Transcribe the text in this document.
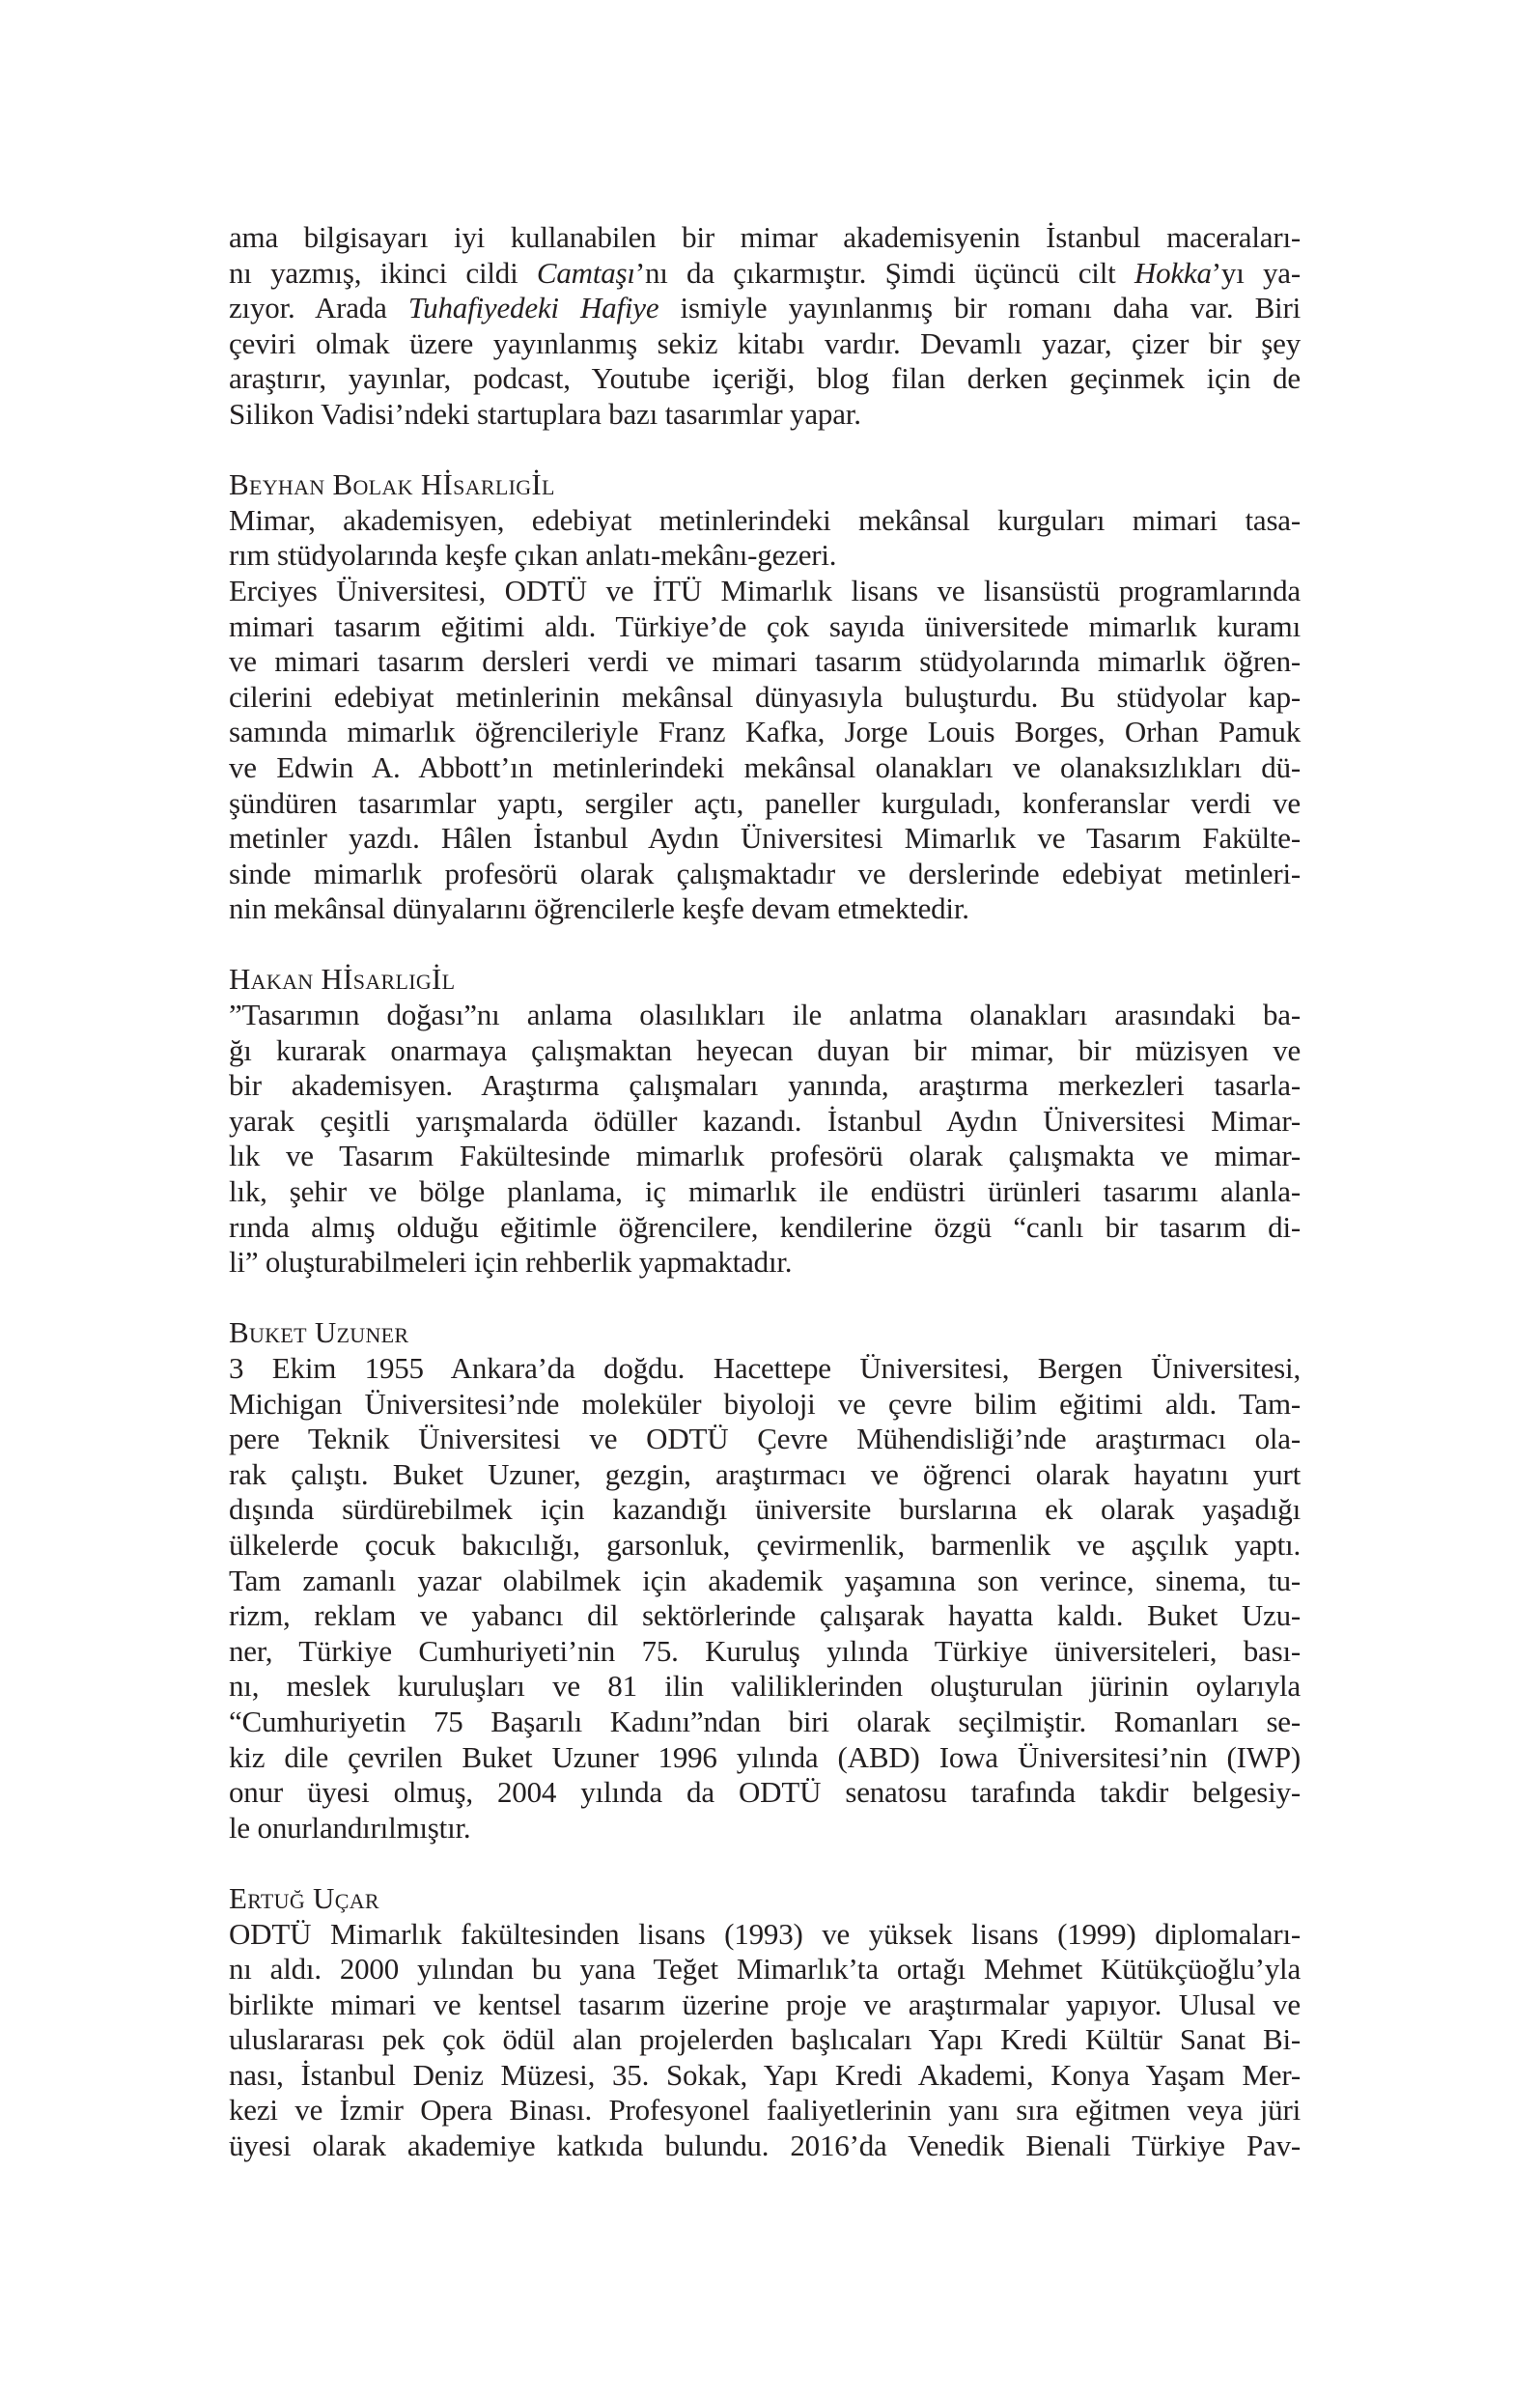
ama bilgisayarı iyi kullanabilen bir mimar akademisyenin İstanbul maceraları-
nı yazmış, ikinci cildi Camtaşı’nı da çıkarmıştır. Şimdi üçüncü cilt Hokka’yı ya-
zıyor. Arada Tuhafiyedeki Hafiye ismiyle yayınlanmış bir romanı daha var. Biri
çeviri olmak üzere yayınlanmış sekiz kitabı vardır. Devamlı yazar, çizer bir şey
araştırır, yayınlar, podcast, Youtube içeriği, blog filan derken geçinmek için de
Silikon Vadisi’ndeki startuplara bazı tasarımlar yapar.
Beyhan Bolak Hİsarlıgİl
Mimar, akademisyen, edebiyat metinlerindeki mekânsal kurguları mimari tasa-
rım stüdyolarında keşfe çıkan anlatı-mekânı-gezeri.
Erciyes Üniversitesi, ODTÜ ve İTÜ Mimarlık lisans ve lisansüstü programlarında
mimari tasarım eğitimi aldı. Türkiye’de çok sayıda üniversitede mimarlık kuramı
ve mimari tasarım dersleri verdi ve mimari tasarım stüdyolarında mimarlık öğren-
cilerini edebiyat metinlerinin mekânsal dünyasıyla buluşturdu. Bu stüdyolar kap-
samında mimarlık öğrencileriyle Franz Kafka, Jorge Louis Borges, Orhan Pamuk
ve Edwin A. Abbott’ın metinlerindeki mekânsal olanakları ve olanaksızlıkları dü-
şündüren tasarımlar yaptı, sergiler açtı, paneller kurguladı, konferanslar verdi ve
metinler yazdı. Hâlen İstanbul Aydın Üniversitesi Mimarlık ve Tasarım Fakülte-
sinde mimarlık profesörü olarak çalışmaktadır ve derslerinde edebiyat metinleri-
nin mekânsal dünyalarını öğrencilerle keşfe devam etmektedir.
Hakan Hİsarlıgİl
”Tasarımın doğası”nı anlama olasılıkları ile anlatma olanakları arasındaki ba-
ğı kurarak onarmaya çalışmaktan heyecan duyan bir mimar, bir müzisyen ve
bir akademisyen. Araştırma çalışmaları yanında, araştırma merkezleri tasarla-
yarak çeşitli yarışmalarda ödüller kazandı. İstanbul Aydın Üniversitesi Mimar-
lık ve Tasarım Fakültesinde mimarlık profesörü olarak çalışmakta ve mimar-
lık, şehir ve bölge planlama, iç mimarlık ile endüstri ürünleri tasarımı alanla-
rında almış olduğu eğitimle öğrencilere, kendilerine özgü “canlı bir tasarım di-
li” oluşturabilmeleri için rehberlik yapmaktadır.
Buket Uzuner
3 Ekim 1955 Ankara’da doğdu. Hacettepe Üniversitesi, Bergen Üniversitesi,
Michigan Üniversitesi’nde moleküler biyoloji ve çevre bilim eğitimi aldı. Tam-
pere Teknik Üniversitesi ve ODTÜ Çevre Mühendisliği’nde araştırmacı ola-
rak çalıştı. Buket Uzuner, gezgin, araştırmacı ve öğrenci olarak hayatını yurt
dışında sürdürebilmek için kazandığı üniversite burslarına ek olarak yaşadığı
ülkelerde çocuk bakıcılığı, garsonluk, çevirmenlik, barmenlik ve aşçılık yaptı.
Tam zamanlı yazar olabilmek için akademik yaşamına son verince, sinema, tu-
rizm, reklam ve yabancı dil sektörlerinde çalışarak hayatta kaldı. Buket Uzu-
ner, Türkiye Cumhuriyeti’nin 75. Kuruluş yılında Türkiye üniversiteleri, bası-
nı, meslek kuruluşları ve 81 ilin valiliklerinden oluşturulan jürinin oylarıyla
“Cumhuriyetin 75 Başarılı Kadını”ndan biri olarak seçilmiştir. Romanları se-
kiz dile çevrilen Buket Uzuner 1996 yılında (ABD) Iowa Üniversitesi’nin (IWP)
onur üyesi olmuş, 2004 yılında da ODTÜ senatosu tarafında takdir belgesiy-
le onurlandırılmıştır.
Ertuğ Uçar
ODTÜ Mimarlık fakültesinden lisans (1993) ve yüksek lisans (1999) diplomaları-
nı aldı. 2000 yılından bu yana Teğet Mimarlık’ta ortağı Mehmet Kütükçüoğlu’yla
birlikte mimari ve kentsel tasarım üzerine proje ve araştırmalar yapıyor. Ulusal ve
uluslararası pek çok ödül alan projelerden başlıcaları Yapı Kredi Kültür Sanat Bi-
nası, İstanbul Deniz Müzesi, 35. Sokak, Yapı Kredi Akademi, Konya Yaşam Mer-
kezi ve İzmir Opera Binası. Profesyonel faaliyetlerinin yanı sıra eğitmen veya jüri
üyesi olarak akademiye katkıda bulundu. 2016’da Venedik Bienali Türkiye Pav-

□ □ □ □ □ □ □

- **Do this**: Copy out every line of the material above that mentions the word "mekânsal".

- **Final result**:
Mimar, akademisyen, edebiyat metinlerindeki mekânsal kurguları mimari tasa-
cilerini edebiyat metinlerinin mekânsal dünyasıyla buluşturdu. Bu stüdyolar kap-
ve Edwin A. Abbott’ın metinlerindeki mekânsal olanakları ve olanaksızlıkları dü-
nin mekânsal dünyalarını öğrencilerle keşfe devam etmektedir.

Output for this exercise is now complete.